• _TO DO_
Gather all lines in the entries that include the word "JSON".
[START OF DATA PROVIDED]
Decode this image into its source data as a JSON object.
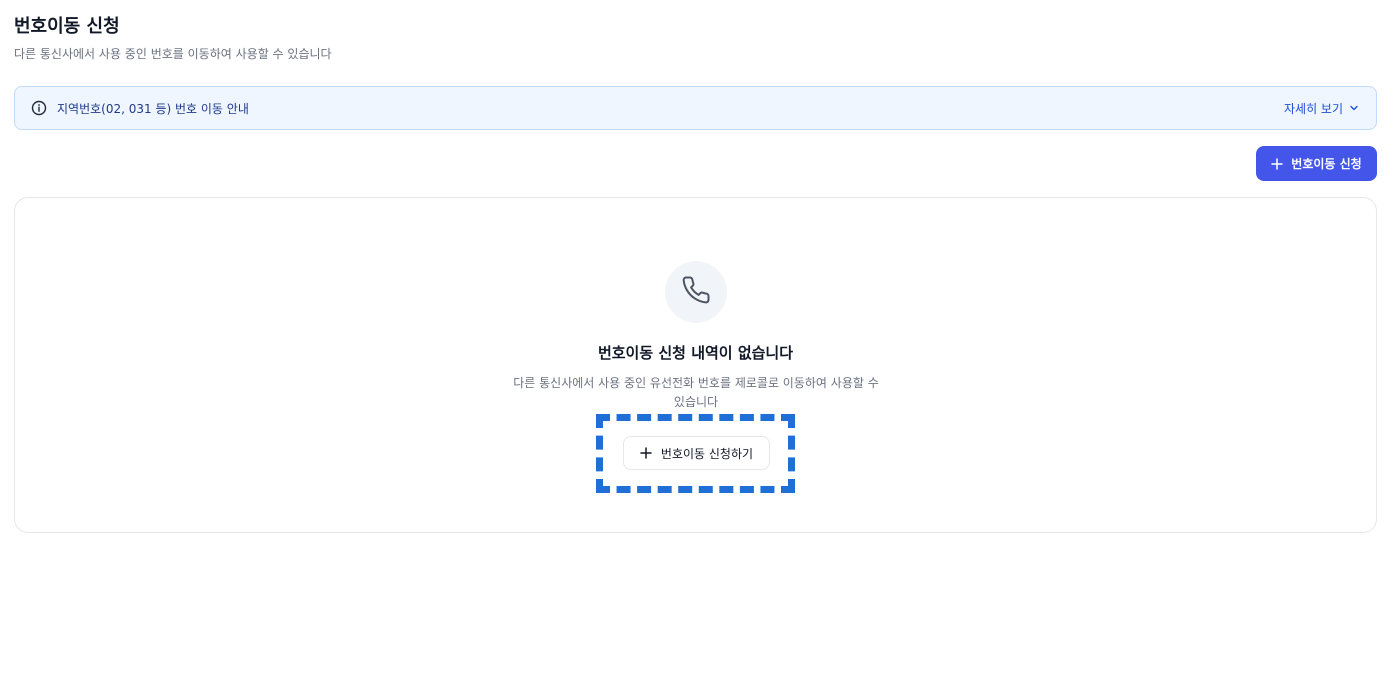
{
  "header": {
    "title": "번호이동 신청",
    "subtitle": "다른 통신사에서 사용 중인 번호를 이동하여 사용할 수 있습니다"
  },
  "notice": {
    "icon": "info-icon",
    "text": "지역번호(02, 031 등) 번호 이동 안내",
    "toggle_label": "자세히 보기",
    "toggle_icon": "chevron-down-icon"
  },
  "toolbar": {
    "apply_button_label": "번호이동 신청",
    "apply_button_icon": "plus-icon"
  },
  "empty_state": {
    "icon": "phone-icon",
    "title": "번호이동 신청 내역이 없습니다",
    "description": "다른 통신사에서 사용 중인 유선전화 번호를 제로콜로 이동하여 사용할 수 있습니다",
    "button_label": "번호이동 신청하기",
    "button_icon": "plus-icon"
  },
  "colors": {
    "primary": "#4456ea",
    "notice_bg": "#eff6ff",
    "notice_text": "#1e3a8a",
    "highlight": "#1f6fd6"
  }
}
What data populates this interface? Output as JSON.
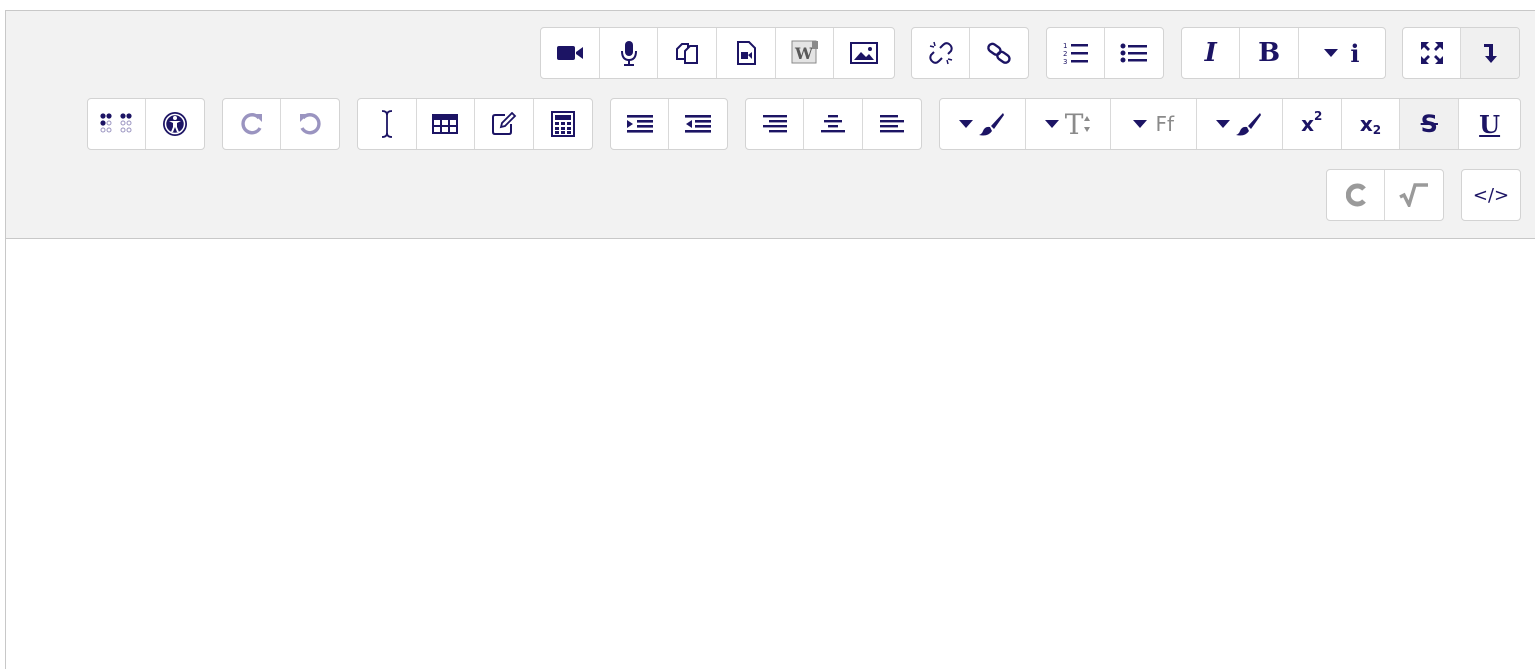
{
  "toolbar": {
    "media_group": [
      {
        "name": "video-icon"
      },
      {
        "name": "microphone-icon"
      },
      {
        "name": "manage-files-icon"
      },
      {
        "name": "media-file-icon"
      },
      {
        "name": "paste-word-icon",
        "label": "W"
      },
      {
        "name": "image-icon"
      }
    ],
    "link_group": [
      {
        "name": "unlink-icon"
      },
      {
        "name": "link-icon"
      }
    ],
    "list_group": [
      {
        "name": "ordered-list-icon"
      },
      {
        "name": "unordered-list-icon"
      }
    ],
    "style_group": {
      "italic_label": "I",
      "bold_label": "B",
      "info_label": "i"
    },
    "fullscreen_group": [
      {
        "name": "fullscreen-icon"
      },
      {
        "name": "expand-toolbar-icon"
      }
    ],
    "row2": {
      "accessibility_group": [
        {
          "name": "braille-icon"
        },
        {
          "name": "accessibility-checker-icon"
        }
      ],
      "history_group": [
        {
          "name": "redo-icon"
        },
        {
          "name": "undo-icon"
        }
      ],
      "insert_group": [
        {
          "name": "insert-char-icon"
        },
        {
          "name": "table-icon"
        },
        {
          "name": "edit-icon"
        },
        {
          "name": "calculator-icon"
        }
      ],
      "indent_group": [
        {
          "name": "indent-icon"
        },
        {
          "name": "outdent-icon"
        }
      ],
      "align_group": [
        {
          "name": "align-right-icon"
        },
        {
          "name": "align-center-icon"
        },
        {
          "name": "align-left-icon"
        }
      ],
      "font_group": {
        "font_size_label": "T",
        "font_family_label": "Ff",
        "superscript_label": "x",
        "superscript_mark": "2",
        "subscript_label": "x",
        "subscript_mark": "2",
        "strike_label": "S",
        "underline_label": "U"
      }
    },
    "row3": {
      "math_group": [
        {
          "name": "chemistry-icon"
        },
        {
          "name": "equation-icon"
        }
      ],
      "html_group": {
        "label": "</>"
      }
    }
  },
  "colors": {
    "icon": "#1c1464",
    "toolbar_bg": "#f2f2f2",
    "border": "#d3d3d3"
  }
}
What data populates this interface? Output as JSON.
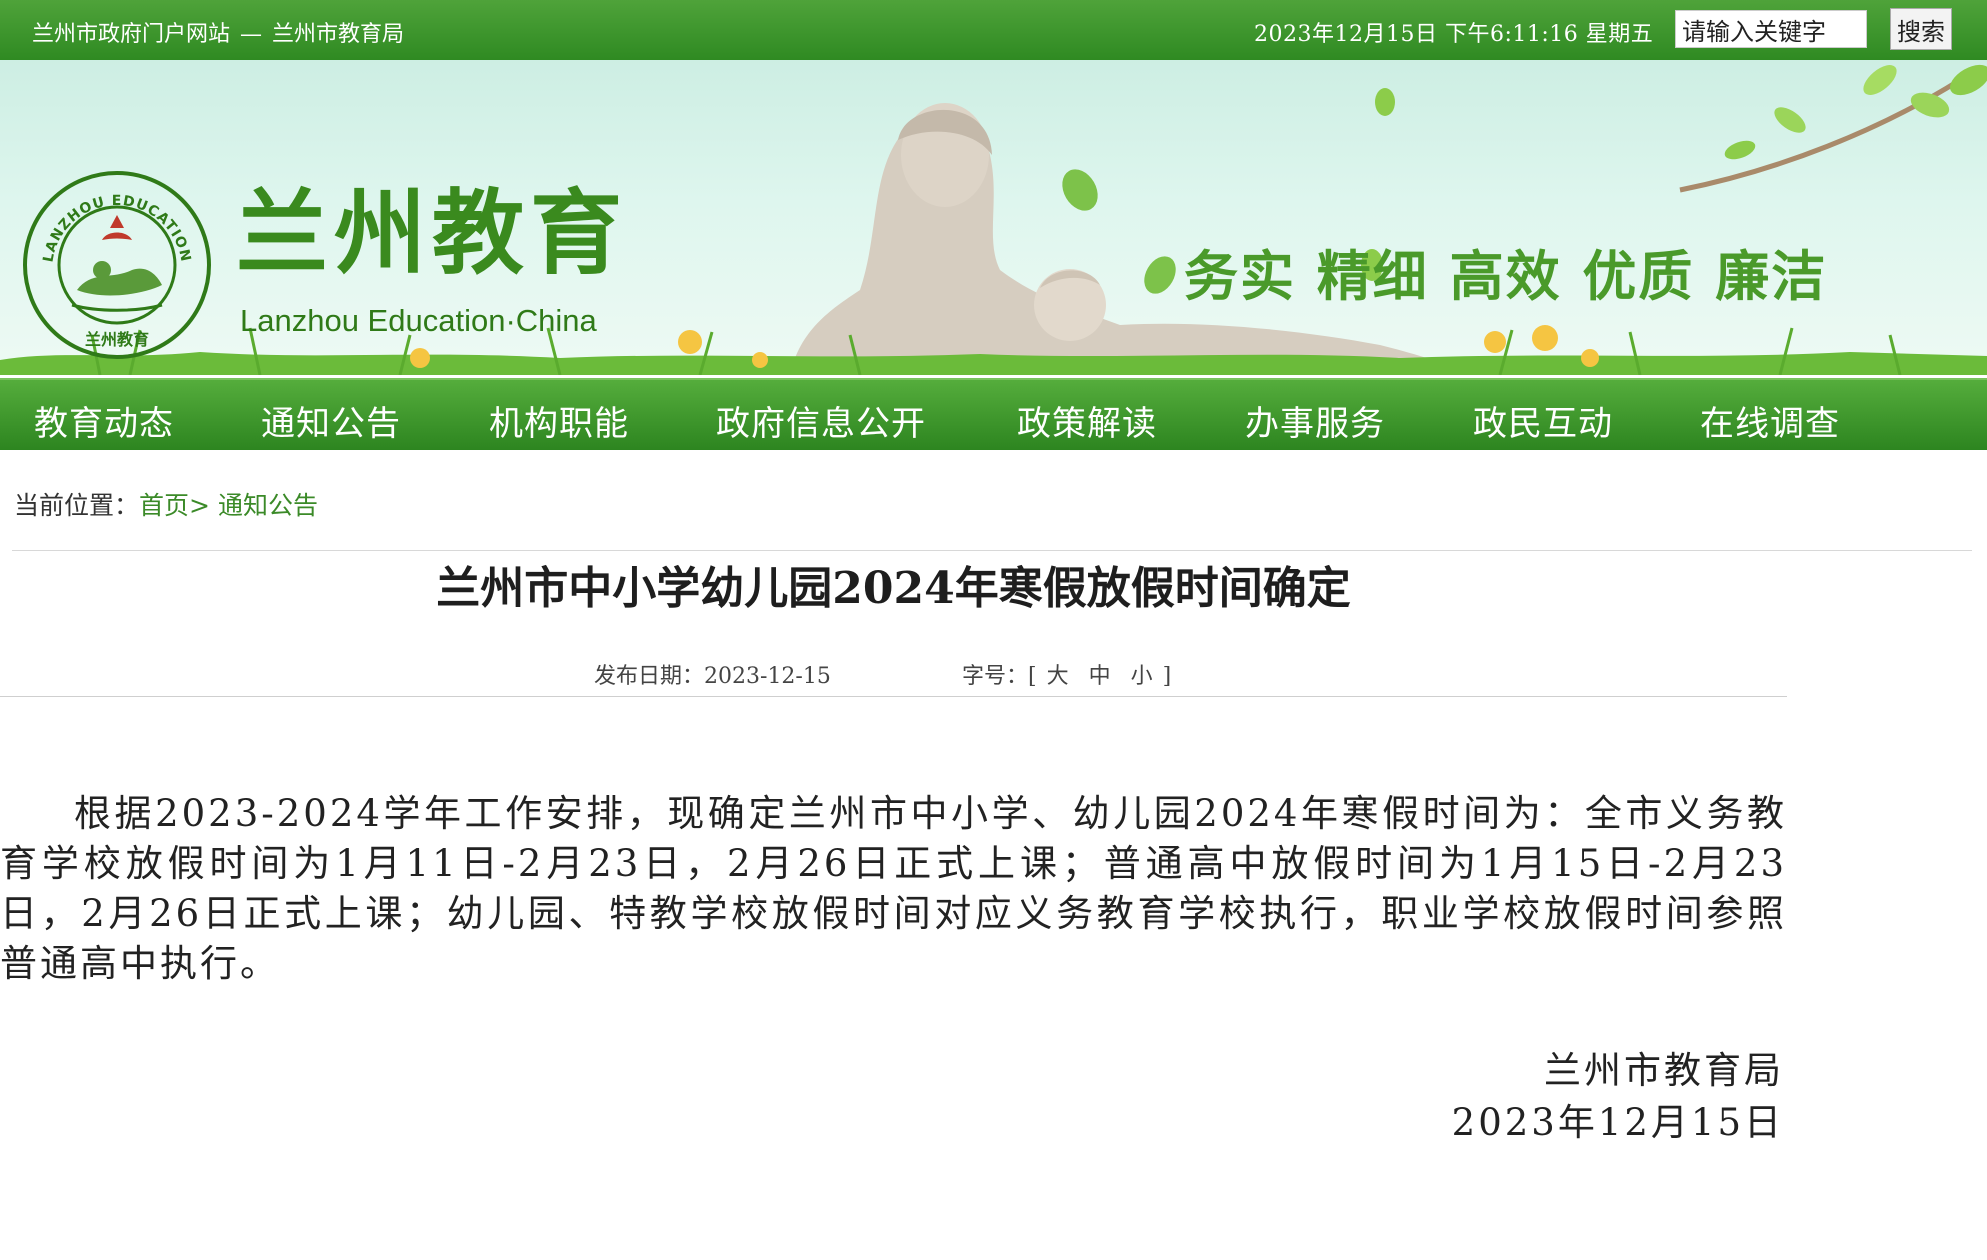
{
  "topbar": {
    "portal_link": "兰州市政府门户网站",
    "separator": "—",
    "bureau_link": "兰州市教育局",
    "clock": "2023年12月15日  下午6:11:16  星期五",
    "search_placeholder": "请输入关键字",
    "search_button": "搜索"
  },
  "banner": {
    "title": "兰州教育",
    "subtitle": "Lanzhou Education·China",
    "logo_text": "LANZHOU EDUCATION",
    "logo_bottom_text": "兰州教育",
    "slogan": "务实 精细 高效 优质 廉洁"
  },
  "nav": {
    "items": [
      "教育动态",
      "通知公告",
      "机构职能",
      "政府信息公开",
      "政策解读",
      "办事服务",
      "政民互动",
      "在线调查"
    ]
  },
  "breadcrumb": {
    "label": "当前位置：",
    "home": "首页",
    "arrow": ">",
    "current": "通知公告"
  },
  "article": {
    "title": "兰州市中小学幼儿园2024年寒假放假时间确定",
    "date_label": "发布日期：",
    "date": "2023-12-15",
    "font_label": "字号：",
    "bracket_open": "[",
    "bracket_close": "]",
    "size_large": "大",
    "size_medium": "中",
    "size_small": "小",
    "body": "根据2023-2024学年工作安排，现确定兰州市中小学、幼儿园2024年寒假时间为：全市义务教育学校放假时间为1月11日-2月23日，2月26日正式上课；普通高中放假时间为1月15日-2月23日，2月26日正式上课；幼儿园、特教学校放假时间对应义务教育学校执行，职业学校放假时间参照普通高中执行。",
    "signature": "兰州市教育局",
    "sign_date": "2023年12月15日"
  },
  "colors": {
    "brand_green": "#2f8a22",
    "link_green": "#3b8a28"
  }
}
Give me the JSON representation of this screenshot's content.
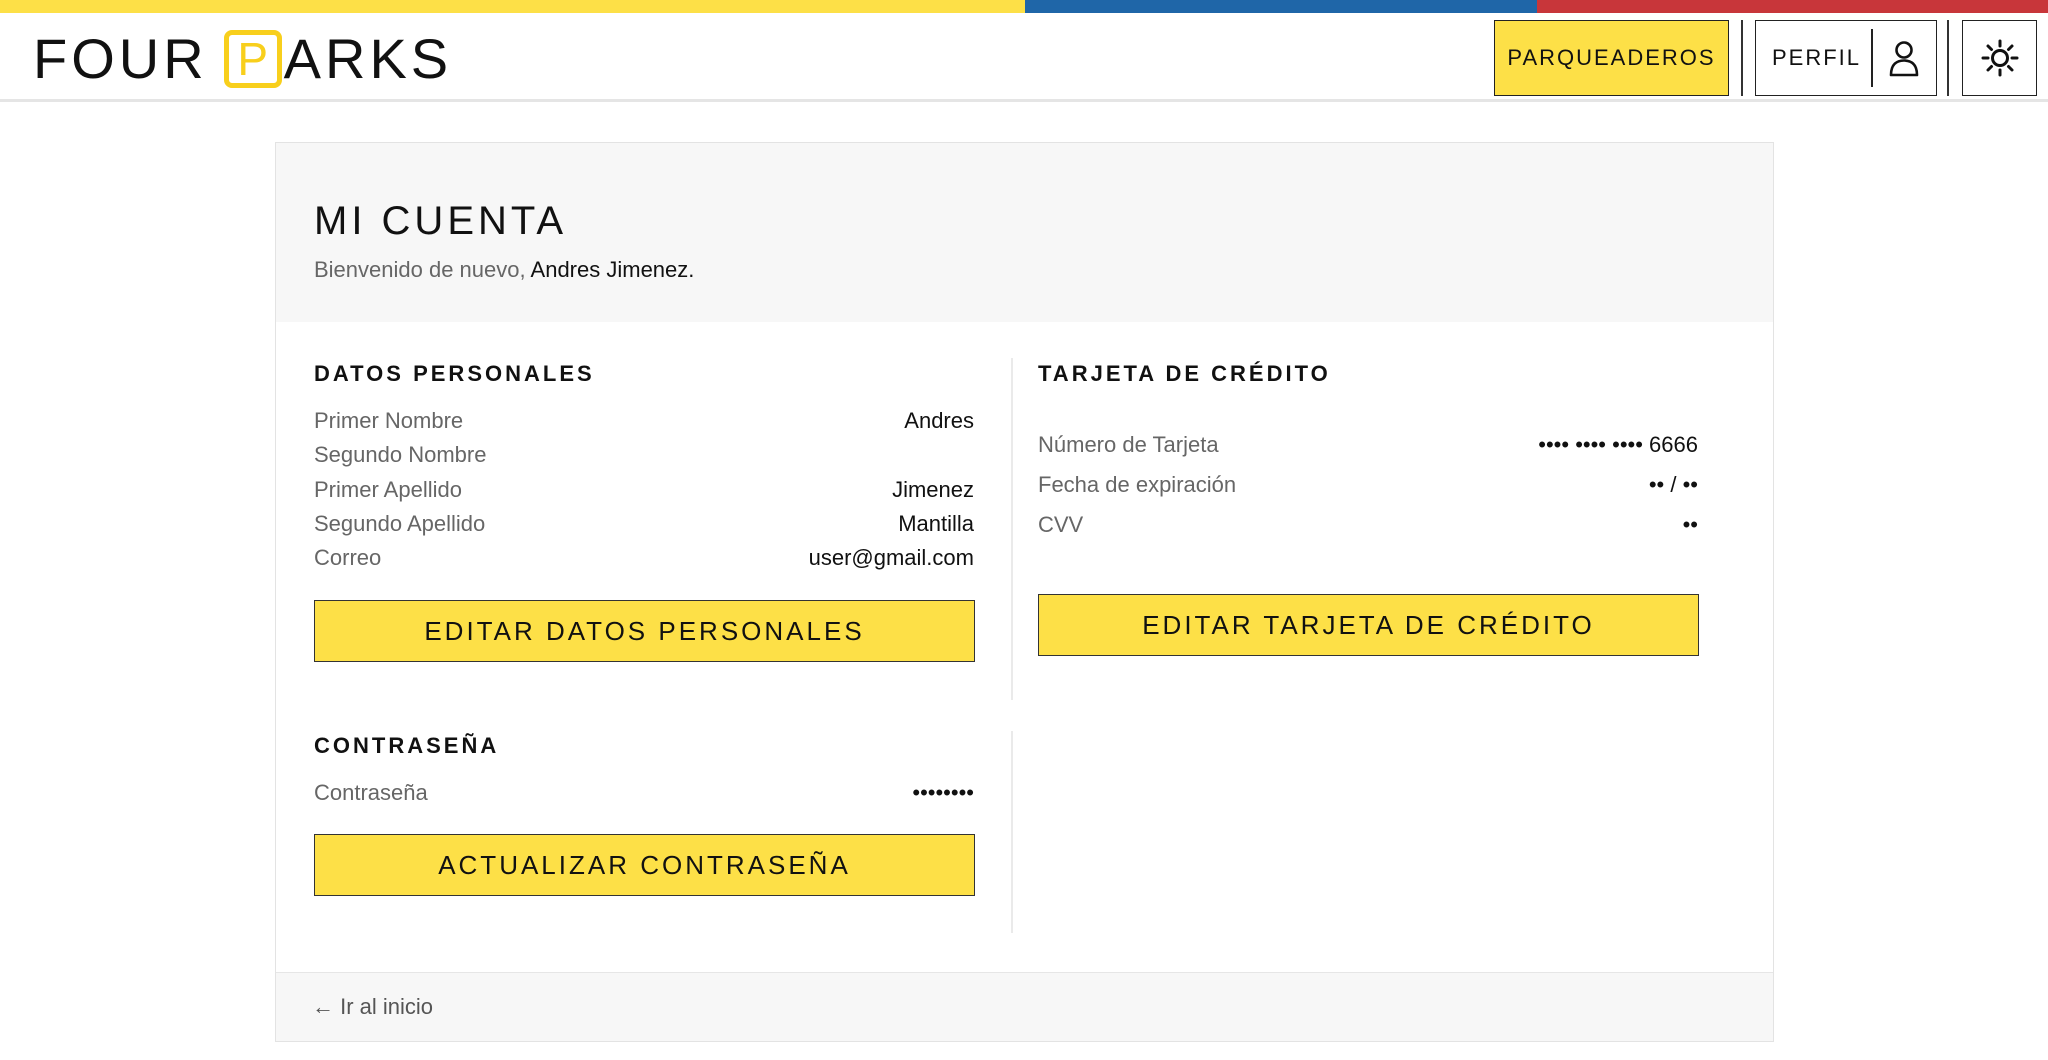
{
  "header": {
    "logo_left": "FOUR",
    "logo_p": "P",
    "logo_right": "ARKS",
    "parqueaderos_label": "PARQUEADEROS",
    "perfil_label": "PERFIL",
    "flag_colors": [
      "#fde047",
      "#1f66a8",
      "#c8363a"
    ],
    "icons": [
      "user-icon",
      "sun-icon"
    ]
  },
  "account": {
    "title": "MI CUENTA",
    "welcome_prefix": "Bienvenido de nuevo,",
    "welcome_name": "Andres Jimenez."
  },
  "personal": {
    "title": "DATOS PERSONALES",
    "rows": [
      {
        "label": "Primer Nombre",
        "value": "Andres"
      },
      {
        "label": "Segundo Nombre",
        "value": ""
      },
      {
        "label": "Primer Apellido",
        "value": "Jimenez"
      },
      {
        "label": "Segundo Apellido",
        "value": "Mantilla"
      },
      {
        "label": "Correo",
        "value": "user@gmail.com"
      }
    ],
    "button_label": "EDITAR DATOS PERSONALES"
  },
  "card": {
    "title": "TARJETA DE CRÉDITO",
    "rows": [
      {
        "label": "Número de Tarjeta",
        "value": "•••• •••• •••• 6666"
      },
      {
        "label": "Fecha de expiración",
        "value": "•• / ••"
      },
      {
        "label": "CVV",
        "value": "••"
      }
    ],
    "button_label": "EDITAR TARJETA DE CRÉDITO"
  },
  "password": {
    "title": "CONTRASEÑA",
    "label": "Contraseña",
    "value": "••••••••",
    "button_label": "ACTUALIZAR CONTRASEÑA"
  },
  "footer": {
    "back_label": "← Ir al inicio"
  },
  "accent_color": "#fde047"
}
[END OF DATA PROVIDED]
• _ANSWER TO THE TASK_
Decode this image into its source data as a JSON object.
What data populates this interface? Output as JSON.
What data populates this interface? Output as JSON.
Give me the JSON representation of this screenshot's content.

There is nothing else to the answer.